● **Short exercise**: The records below must be written out exactly, with every picture left behind.

● **Data listing**:
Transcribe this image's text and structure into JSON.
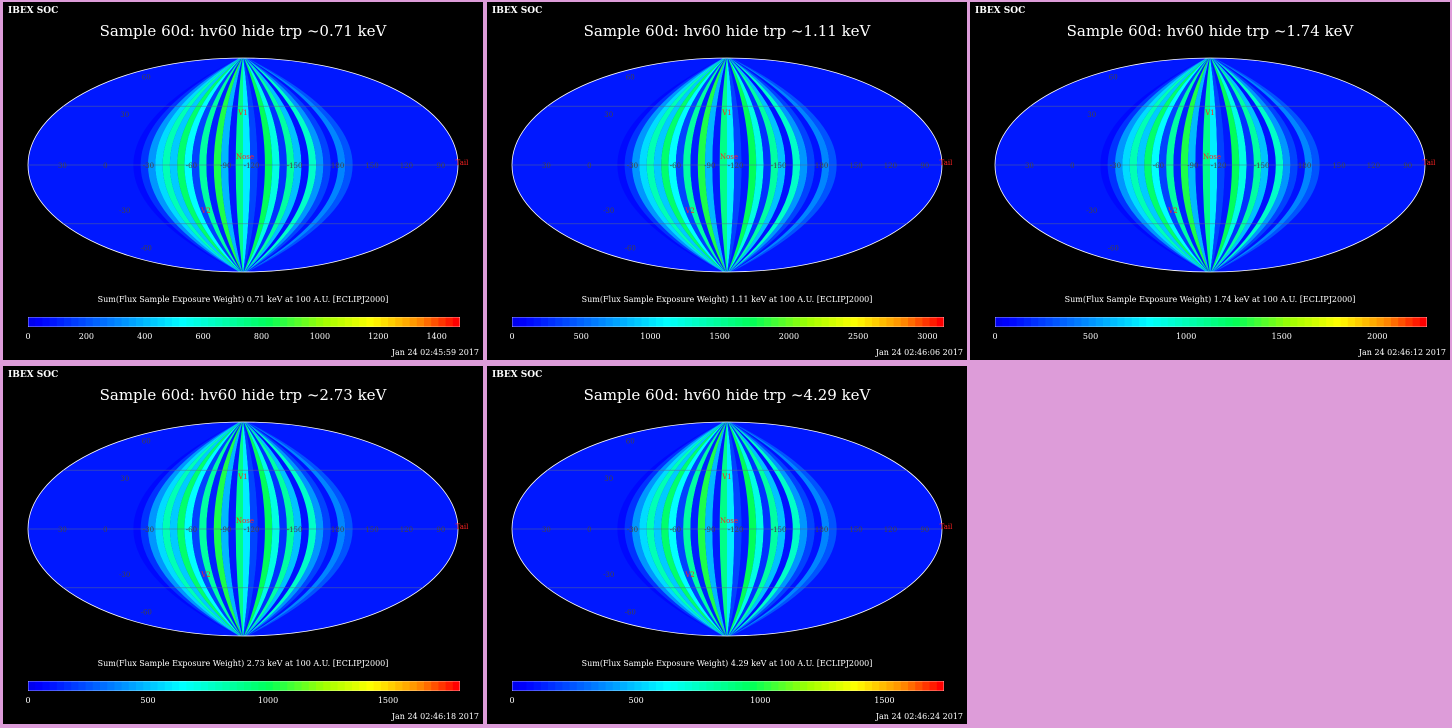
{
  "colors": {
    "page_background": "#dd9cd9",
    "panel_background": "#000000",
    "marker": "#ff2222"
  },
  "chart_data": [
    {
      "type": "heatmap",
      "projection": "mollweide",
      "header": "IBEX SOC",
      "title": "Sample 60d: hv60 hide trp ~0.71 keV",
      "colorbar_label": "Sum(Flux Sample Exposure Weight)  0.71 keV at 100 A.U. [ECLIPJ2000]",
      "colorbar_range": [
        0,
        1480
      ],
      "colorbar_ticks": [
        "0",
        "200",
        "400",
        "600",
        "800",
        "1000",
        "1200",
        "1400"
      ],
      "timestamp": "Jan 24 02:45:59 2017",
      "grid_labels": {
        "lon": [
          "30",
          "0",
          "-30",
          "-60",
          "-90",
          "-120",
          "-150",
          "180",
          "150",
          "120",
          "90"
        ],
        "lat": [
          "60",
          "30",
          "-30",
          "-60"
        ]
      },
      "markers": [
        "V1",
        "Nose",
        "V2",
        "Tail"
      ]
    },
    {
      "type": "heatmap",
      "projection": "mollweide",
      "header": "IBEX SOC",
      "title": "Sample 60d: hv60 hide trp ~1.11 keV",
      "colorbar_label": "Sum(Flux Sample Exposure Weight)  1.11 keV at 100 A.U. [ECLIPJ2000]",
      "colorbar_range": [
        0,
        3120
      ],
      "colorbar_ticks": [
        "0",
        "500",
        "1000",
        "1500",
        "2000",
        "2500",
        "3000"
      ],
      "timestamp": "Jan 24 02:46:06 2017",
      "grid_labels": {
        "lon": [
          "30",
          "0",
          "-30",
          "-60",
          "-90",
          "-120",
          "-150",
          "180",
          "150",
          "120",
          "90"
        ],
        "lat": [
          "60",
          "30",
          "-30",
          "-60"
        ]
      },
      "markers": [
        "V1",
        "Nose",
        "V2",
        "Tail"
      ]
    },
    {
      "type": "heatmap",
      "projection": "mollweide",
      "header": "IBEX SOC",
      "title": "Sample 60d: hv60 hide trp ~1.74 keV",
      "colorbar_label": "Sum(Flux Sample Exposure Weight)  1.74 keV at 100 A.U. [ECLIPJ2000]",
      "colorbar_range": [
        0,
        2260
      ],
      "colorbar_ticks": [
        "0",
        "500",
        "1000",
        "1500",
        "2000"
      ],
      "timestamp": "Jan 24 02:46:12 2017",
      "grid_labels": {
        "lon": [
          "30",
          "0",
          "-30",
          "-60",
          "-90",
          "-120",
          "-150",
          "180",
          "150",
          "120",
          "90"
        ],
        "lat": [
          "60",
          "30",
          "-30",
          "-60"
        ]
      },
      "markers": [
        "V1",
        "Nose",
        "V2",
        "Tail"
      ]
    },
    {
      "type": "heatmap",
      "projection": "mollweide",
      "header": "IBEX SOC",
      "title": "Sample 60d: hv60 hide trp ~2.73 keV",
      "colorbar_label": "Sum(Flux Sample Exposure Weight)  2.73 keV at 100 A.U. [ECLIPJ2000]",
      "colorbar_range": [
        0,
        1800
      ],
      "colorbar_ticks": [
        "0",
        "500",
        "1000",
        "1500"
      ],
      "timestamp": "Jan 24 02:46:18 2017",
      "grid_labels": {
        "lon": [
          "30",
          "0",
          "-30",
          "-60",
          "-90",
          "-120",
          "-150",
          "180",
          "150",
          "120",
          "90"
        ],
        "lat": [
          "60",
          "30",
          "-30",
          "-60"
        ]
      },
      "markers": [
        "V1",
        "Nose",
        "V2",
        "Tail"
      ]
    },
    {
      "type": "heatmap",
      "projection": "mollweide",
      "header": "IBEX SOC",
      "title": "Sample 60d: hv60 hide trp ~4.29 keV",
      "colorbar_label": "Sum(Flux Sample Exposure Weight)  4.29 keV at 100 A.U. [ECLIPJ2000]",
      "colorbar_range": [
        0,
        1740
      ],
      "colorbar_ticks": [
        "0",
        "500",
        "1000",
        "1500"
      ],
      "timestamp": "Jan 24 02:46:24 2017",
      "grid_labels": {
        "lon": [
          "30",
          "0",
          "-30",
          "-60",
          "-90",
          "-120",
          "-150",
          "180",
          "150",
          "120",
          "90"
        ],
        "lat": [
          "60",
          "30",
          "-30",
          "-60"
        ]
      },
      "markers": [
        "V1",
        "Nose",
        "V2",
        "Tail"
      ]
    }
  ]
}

● **Result below**:
Transcribe this image's text and structure into JSON.
{
  "colors": {
    "page_background": "#dd9cd9",
    "panel_background": "#000000",
    "marker": "#ff2222"
  },
  "chart_data": [
    {
      "type": "heatmap",
      "projection": "mollweide",
      "header": "IBEX SOC",
      "title": "Sample 60d: hv60 hide trp ~0.71 keV",
      "colorbar_label": "Sum(Flux Sample Exposure Weight)  0.71 keV at 100 A.U. [ECLIPJ2000]",
      "colorbar_range": [
        0,
        1480
      ],
      "colorbar_ticks": [
        "0",
        "200",
        "400",
        "600",
        "800",
        "1000",
        "1200",
        "1400"
      ],
      "timestamp": "Jan 24 02:45:59 2017",
      "grid_labels": {
        "lon": [
          "30",
          "0",
          "-30",
          "-60",
          "-90",
          "-120",
          "-150",
          "180",
          "150",
          "120",
          "90"
        ],
        "lat": [
          "60",
          "30",
          "-30",
          "-60"
        ]
      },
      "markers": [
        "V1",
        "Nose",
        "V2",
        "Tail"
      ]
    },
    {
      "type": "heatmap",
      "projection": "mollweide",
      "header": "IBEX SOC",
      "title": "Sample 60d: hv60 hide trp ~1.11 keV",
      "colorbar_label": "Sum(Flux Sample Exposure Weight)  1.11 keV at 100 A.U. [ECLIPJ2000]",
      "colorbar_range": [
        0,
        3120
      ],
      "colorbar_ticks": [
        "0",
        "500",
        "1000",
        "1500",
        "2000",
        "2500",
        "3000"
      ],
      "timestamp": "Jan 24 02:46:06 2017",
      "grid_labels": {
        "lon": [
          "30",
          "0",
          "-30",
          "-60",
          "-90",
          "-120",
          "-150",
          "180",
          "150",
          "120",
          "90"
        ],
        "lat": [
          "60",
          "30",
          "-30",
          "-60"
        ]
      },
      "markers": [
        "V1",
        "Nose",
        "V2",
        "Tail"
      ]
    },
    {
      "type": "heatmap",
      "projection": "mollweide",
      "header": "IBEX SOC",
      "title": "Sample 60d: hv60 hide trp ~1.74 keV",
      "colorbar_label": "Sum(Flux Sample Exposure Weight)  1.74 keV at 100 A.U. [ECLIPJ2000]",
      "colorbar_range": [
        0,
        2260
      ],
      "colorbar_ticks": [
        "0",
        "500",
        "1000",
        "1500",
        "2000"
      ],
      "timestamp": "Jan 24 02:46:12 2017",
      "grid_labels": {
        "lon": [
          "30",
          "0",
          "-30",
          "-60",
          "-90",
          "-120",
          "-150",
          "180",
          "150",
          "120",
          "90"
        ],
        "lat": [
          "60",
          "30",
          "-30",
          "-60"
        ]
      },
      "markers": [
        "V1",
        "Nose",
        "V2",
        "Tail"
      ]
    },
    {
      "type": "heatmap",
      "projection": "mollweide",
      "header": "IBEX SOC",
      "title": "Sample 60d: hv60 hide trp ~2.73 keV",
      "colorbar_label": "Sum(Flux Sample Exposure Weight)  2.73 keV at 100 A.U. [ECLIPJ2000]",
      "colorbar_range": [
        0,
        1800
      ],
      "colorbar_ticks": [
        "0",
        "500",
        "1000",
        "1500"
      ],
      "timestamp": "Jan 24 02:46:18 2017",
      "grid_labels": {
        "lon": [
          "30",
          "0",
          "-30",
          "-60",
          "-90",
          "-120",
          "-150",
          "180",
          "150",
          "120",
          "90"
        ],
        "lat": [
          "60",
          "30",
          "-30",
          "-60"
        ]
      },
      "markers": [
        "V1",
        "Nose",
        "V2",
        "Tail"
      ]
    },
    {
      "type": "heatmap",
      "projection": "mollweide",
      "header": "IBEX SOC",
      "title": "Sample 60d: hv60 hide trp ~4.29 keV",
      "colorbar_label": "Sum(Flux Sample Exposure Weight)  4.29 keV at 100 A.U. [ECLIPJ2000]",
      "colorbar_range": [
        0,
        1740
      ],
      "colorbar_ticks": [
        "0",
        "500",
        "1000",
        "1500"
      ],
      "timestamp": "Jan 24 02:46:24 2017",
      "grid_labels": {
        "lon": [
          "30",
          "0",
          "-30",
          "-60",
          "-90",
          "-120",
          "-150",
          "180",
          "150",
          "120",
          "90"
        ],
        "lat": [
          "60",
          "30",
          "-30",
          "-60"
        ]
      },
      "markers": [
        "V1",
        "Nose",
        "V2",
        "Tail"
      ]
    }
  ]
}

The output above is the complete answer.